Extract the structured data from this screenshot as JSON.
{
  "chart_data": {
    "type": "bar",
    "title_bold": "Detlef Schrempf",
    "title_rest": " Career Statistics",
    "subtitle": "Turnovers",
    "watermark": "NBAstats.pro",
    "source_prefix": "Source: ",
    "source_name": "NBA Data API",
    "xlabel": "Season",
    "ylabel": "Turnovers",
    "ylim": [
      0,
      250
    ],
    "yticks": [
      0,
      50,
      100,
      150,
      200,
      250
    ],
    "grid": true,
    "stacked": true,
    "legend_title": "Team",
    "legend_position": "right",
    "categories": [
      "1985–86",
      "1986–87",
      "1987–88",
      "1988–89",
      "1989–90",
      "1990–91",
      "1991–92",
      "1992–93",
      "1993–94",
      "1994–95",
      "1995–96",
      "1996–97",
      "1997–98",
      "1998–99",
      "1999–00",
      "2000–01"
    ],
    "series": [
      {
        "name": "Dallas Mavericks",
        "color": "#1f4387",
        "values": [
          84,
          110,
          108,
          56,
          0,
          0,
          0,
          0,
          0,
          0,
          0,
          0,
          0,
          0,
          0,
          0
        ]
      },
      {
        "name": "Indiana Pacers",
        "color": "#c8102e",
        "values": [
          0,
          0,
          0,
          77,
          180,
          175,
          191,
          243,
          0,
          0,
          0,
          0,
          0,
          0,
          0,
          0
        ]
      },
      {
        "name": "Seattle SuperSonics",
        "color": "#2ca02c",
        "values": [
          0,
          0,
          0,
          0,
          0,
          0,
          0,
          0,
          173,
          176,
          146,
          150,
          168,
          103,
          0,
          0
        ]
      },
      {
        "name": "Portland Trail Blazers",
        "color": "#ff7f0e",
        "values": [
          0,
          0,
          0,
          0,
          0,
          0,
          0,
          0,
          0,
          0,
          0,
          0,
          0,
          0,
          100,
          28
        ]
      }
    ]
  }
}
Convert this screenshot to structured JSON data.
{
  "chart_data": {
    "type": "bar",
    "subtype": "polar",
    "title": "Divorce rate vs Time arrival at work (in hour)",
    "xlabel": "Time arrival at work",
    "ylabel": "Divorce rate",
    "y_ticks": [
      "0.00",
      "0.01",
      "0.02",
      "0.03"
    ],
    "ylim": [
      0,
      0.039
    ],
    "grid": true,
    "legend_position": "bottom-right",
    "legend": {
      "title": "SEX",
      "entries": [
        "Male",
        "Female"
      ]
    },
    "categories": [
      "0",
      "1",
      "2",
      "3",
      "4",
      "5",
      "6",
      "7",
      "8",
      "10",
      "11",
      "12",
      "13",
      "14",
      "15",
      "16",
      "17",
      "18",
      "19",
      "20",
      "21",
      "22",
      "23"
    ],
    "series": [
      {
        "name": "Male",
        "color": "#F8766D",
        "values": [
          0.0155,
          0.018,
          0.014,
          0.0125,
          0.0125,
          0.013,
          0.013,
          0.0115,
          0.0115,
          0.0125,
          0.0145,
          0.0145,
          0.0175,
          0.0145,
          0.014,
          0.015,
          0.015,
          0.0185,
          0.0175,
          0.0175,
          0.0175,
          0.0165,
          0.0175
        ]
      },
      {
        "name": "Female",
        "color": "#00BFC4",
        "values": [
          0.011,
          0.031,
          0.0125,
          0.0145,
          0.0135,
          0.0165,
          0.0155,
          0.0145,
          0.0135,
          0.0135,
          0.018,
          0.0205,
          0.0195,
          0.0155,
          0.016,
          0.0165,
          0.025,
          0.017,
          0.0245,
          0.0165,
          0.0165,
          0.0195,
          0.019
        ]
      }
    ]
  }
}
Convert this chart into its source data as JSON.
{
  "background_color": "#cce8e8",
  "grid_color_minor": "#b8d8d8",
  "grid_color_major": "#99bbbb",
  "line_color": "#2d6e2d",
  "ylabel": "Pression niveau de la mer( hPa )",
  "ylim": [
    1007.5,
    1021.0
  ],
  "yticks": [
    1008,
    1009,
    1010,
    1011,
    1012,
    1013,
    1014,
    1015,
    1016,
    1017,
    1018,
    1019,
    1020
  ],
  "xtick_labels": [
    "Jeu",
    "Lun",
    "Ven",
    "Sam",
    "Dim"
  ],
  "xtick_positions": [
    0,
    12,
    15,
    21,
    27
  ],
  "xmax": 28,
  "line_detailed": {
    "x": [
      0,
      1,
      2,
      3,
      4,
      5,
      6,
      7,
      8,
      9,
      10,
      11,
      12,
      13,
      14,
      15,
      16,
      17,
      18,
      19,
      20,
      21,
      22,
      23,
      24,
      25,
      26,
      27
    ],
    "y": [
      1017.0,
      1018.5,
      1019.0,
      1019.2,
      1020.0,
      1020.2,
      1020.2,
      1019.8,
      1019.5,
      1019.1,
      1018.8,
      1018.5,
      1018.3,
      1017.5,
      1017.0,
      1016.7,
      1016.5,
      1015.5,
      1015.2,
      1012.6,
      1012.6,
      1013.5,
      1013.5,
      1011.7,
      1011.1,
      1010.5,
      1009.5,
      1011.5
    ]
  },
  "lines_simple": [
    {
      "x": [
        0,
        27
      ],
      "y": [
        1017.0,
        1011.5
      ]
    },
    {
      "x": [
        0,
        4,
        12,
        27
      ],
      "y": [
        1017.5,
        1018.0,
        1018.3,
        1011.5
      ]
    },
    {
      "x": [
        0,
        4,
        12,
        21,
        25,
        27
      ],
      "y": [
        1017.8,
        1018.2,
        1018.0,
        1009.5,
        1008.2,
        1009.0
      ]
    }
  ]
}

------------------------------------

Filter out every line that lacks the word "xlabel", and copy the rest.

The output:
    "xlabel": "Season",
    "xlabel": "Time arrival at work",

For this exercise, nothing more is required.